Short exercise:
Report how many lines contain "cell", with no other words.

────

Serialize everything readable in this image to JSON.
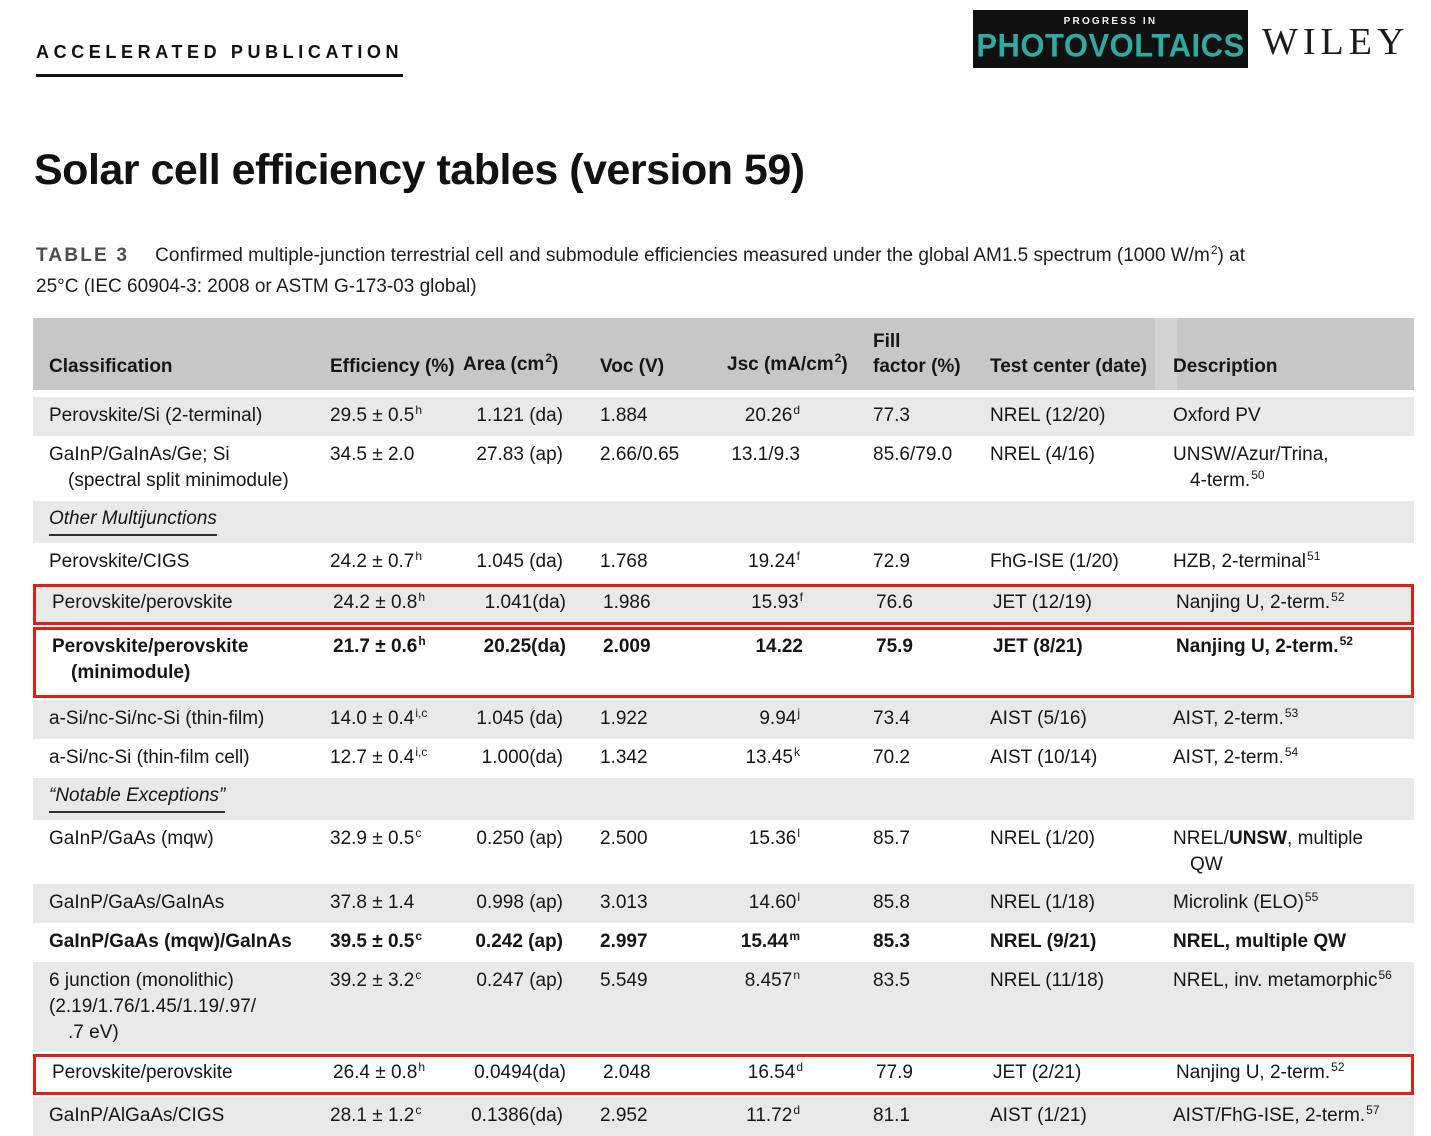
{
  "header": {
    "kicker": "ACCELERATED PUBLICATION",
    "journal_logo": {
      "top": "PROGRESS IN",
      "main": "PHOTOVOLTAICS"
    },
    "publisher": "WILEY",
    "title": "Solar cell efficiency tables (version 59)"
  },
  "caption": {
    "label": "TABLE 3",
    "line1": [
      {
        "t": "Confirmed multiple-junction terrestrial cell and submodule efficiencies measured under the global AM1.5 spectrum (1000 W/m"
      },
      {
        "s": "2"
      },
      {
        "t": ") at"
      }
    ],
    "line2": "25°C (IEC 60904-3: 2008 or ASTM G-173-03 global)"
  },
  "colors": {
    "accent_red": "#de2117",
    "header_bg": "#c7c7c7",
    "row_shade": "#e9e9e9",
    "logo_bg": "#101010",
    "logo_teal": "#2fa9a4"
  },
  "table": {
    "columns": [
      {
        "segs": [
          {
            "t": "Classification"
          }
        ]
      },
      {
        "segs": [
          {
            "t": "Efficiency (%)"
          }
        ]
      },
      {
        "segs": [
          {
            "t": "Area (cm"
          },
          {
            "s": "2"
          },
          {
            "t": ")"
          }
        ]
      },
      {
        "segs": [
          {
            "t": "Voc (V)"
          }
        ]
      },
      {
        "segs": [
          {
            "t": "Jsc (mA/cm"
          },
          {
            "s": "2"
          },
          {
            "t": ")"
          }
        ]
      },
      {
        "lines": [
          [
            {
              "t": "Fill"
            }
          ],
          [
            {
              "t": "factor (%)"
            }
          ]
        ]
      },
      {
        "segs": [
          {
            "t": "Test center (date)"
          }
        ]
      },
      {
        "segs": [
          {
            "t": "Description"
          }
        ]
      }
    ],
    "rows": [
      {
        "shaded": true,
        "classification": [
          {
            "t": "Perovskite/Si (2-terminal)"
          }
        ],
        "efficiency": [
          {
            "t": "29.5 ± 0.5"
          },
          {
            "s": "h"
          }
        ],
        "area": "1.121 (da)",
        "voc": "1.884",
        "jsc": [
          {
            "t": "20.26"
          },
          {
            "s": "d"
          }
        ],
        "ff": "77.3",
        "center": "NREL (12/20)",
        "description": [
          {
            "segs": [
              {
                "t": "Oxford PV"
              }
            ]
          }
        ]
      },
      {
        "shaded": false,
        "classification": [
          {
            "t": "GaInP/GaInAs/Ge; Si"
          },
          {
            "t": "(spectral split minimodule)",
            "indent": true
          }
        ],
        "efficiency": [
          {
            "t": "34.5 ± 2.0"
          }
        ],
        "area": "27.83 (ap)",
        "voc": "2.66/0.65",
        "jsc": [
          {
            "t": "13.1/9.3"
          }
        ],
        "ff": "85.6/79.0",
        "center": "NREL (4/16)",
        "description": [
          {
            "segs": [
              {
                "t": "UNSW/Azur/Trina,"
              }
            ]
          },
          {
            "segs": [
              {
                "t": "4-term."
              },
              {
                "s": "50"
              }
            ],
            "indent": true
          }
        ]
      },
      {
        "section": "Other Multijunctions",
        "shaded": true
      },
      {
        "shaded": false,
        "classification": [
          {
            "t": "Perovskite/CIGS"
          }
        ],
        "efficiency": [
          {
            "t": "24.2 ± 0.7"
          },
          {
            "s": "h"
          }
        ],
        "area": "1.045 (da)",
        "voc": "1.768",
        "jsc": [
          {
            "t": "19.24"
          },
          {
            "s": "f"
          }
        ],
        "ff": "72.9",
        "center": "FhG-ISE (1/20)",
        "description": [
          {
            "segs": [
              {
                "t": "HZB, 2-terminal"
              },
              {
                "s": "51"
              }
            ]
          }
        ]
      },
      {
        "shaded": true,
        "redbox": true,
        "classification": [
          {
            "t": "Perovskite/perovskite"
          }
        ],
        "efficiency": [
          {
            "t": "24.2 ± 0.8"
          },
          {
            "s": "h"
          }
        ],
        "area": "1.041(da)",
        "voc": "1.986",
        "jsc": [
          {
            "t": "15.93"
          },
          {
            "s": "f"
          }
        ],
        "ff": "76.6",
        "center": "JET (12/19)",
        "description": [
          {
            "segs": [
              {
                "t": "Nanjing U, 2-term."
              },
              {
                "s": "52"
              }
            ]
          }
        ]
      },
      {
        "shaded": false,
        "redbox": true,
        "bold": true,
        "classification": [
          {
            "t": "Perovskite/perovskite"
          },
          {
            "t": "(minimodule)",
            "indent": true
          }
        ],
        "efficiency": [
          {
            "t": "21.7 ± 0.6"
          },
          {
            "s": "h"
          }
        ],
        "area": "20.25(da)",
        "voc": "2.009",
        "jsc": [
          {
            "t": "14.22"
          }
        ],
        "ff": "75.9",
        "center": "JET (8/21)",
        "description": [
          {
            "segs": [
              {
                "t": "Nanjing U, 2-term."
              },
              {
                "s": "52"
              }
            ]
          }
        ]
      },
      {
        "shaded": true,
        "classification": [
          {
            "t": "a-Si/nc-Si/nc-Si (thin-film)"
          }
        ],
        "efficiency": [
          {
            "t": "14.0 ± 0.4"
          },
          {
            "s": "i,c"
          }
        ],
        "area": "1.045 (da)",
        "voc": "1.922",
        "jsc": [
          {
            "t": "9.94"
          },
          {
            "s": "j"
          }
        ],
        "ff": "73.4",
        "center": "AIST (5/16)",
        "description": [
          {
            "segs": [
              {
                "t": "AIST, 2-term."
              },
              {
                "s": "53"
              }
            ]
          }
        ]
      },
      {
        "shaded": false,
        "classification": [
          {
            "t": "a-Si/nc-Si (thin-film cell)"
          }
        ],
        "efficiency": [
          {
            "t": "12.7 ± 0.4"
          },
          {
            "s": "i,c"
          }
        ],
        "area": "1.000(da)",
        "voc": "1.342",
        "jsc": [
          {
            "t": "13.45"
          },
          {
            "s": "k"
          }
        ],
        "ff": "70.2",
        "center": "AIST (10/14)",
        "description": [
          {
            "segs": [
              {
                "t": "AIST, 2-term."
              },
              {
                "s": "54"
              }
            ]
          }
        ]
      },
      {
        "section": "“Notable Exceptions”",
        "shaded": true
      },
      {
        "shaded": false,
        "classification": [
          {
            "t": "GaInP/GaAs (mqw)"
          }
        ],
        "efficiency": [
          {
            "t": "32.9 ± 0.5"
          },
          {
            "s": "c"
          }
        ],
        "area": "0.250 (ap)",
        "voc": "2.500",
        "jsc": [
          {
            "t": "15.36"
          },
          {
            "s": "l"
          }
        ],
        "ff": "85.7",
        "center": "NREL (1/20)",
        "description": [
          {
            "segs": [
              {
                "t": "NREL/"
              },
              {
                "t": "UNSW",
                "b": true
              },
              {
                "t": ", multiple"
              }
            ]
          },
          {
            "segs": [
              {
                "t": "QW"
              }
            ],
            "indent": true
          }
        ]
      },
      {
        "shaded": true,
        "classification": [
          {
            "t": "GaInP/GaAs/GaInAs"
          }
        ],
        "efficiency": [
          {
            "t": "37.8 ± 1.4"
          }
        ],
        "area": "0.998 (ap)",
        "voc": "3.013",
        "jsc": [
          {
            "t": "14.60"
          },
          {
            "s": "l"
          }
        ],
        "ff": "85.8",
        "center": "NREL (1/18)",
        "description": [
          {
            "segs": [
              {
                "t": "Microlink (ELO)"
              },
              {
                "s": "55"
              }
            ]
          }
        ]
      },
      {
        "shaded": false,
        "bold": true,
        "classification": [
          {
            "t": "GaInP/GaAs (mqw)/GaInAs"
          }
        ],
        "efficiency": [
          {
            "t": "39.5 ± 0.5"
          },
          {
            "s": "c"
          }
        ],
        "area": "0.242 (ap)",
        "voc": "2.997",
        "jsc": [
          {
            "t": "15.44"
          },
          {
            "s": "m"
          }
        ],
        "ff": "85.3",
        "center": "NREL (9/21)",
        "description": [
          {
            "segs": [
              {
                "t": "NREL, multiple QW"
              }
            ]
          }
        ]
      },
      {
        "shaded": true,
        "classification": [
          {
            "t": "6 junction (monolithic)"
          },
          {
            "t": "(2.19/1.76/1.45/1.19/.97/"
          },
          {
            "t": ".7 eV)",
            "indent": true
          }
        ],
        "efficiency": [
          {
            "t": "39.2 ± 3.2"
          },
          {
            "s": "c"
          }
        ],
        "area": "0.247 (ap)",
        "voc": "5.549",
        "jsc": [
          {
            "t": "8.457"
          },
          {
            "s": "n"
          }
        ],
        "ff": "83.5",
        "center": "NREL (11/18)",
        "description": [
          {
            "segs": [
              {
                "t": "NREL, inv. metamorphic"
              },
              {
                "s": "56"
              }
            ]
          }
        ]
      },
      {
        "shaded": false,
        "redbox": true,
        "classification": [
          {
            "t": "Perovskite/perovskite"
          }
        ],
        "efficiency": [
          {
            "t": "26.4 ± 0.8"
          },
          {
            "s": "h"
          }
        ],
        "area": "0.0494(da)",
        "voc": "2.048",
        "jsc": [
          {
            "t": "16.54"
          },
          {
            "s": "d"
          }
        ],
        "ff": "77.9",
        "center": "JET (2/21)",
        "description": [
          {
            "segs": [
              {
                "t": "Nanjing U, 2-term."
              },
              {
                "s": "52"
              }
            ]
          }
        ]
      },
      {
        "shaded": true,
        "classification": [
          {
            "t": "GaInP/AlGaAs/CIGS"
          }
        ],
        "efficiency": [
          {
            "t": "28.1 ± 1.2"
          },
          {
            "s": "c"
          }
        ],
        "area": "0.1386(da)",
        "voc": "2.952",
        "jsc": [
          {
            "t": "11.72"
          },
          {
            "s": "d"
          }
        ],
        "ff": "81.1",
        "center": "AIST (1/21)",
        "description": [
          {
            "segs": [
              {
                "t": "AIST/FhG-ISE, 2-term."
              },
              {
                "s": "57"
              }
            ]
          }
        ]
      }
    ]
  }
}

────

Solution:
3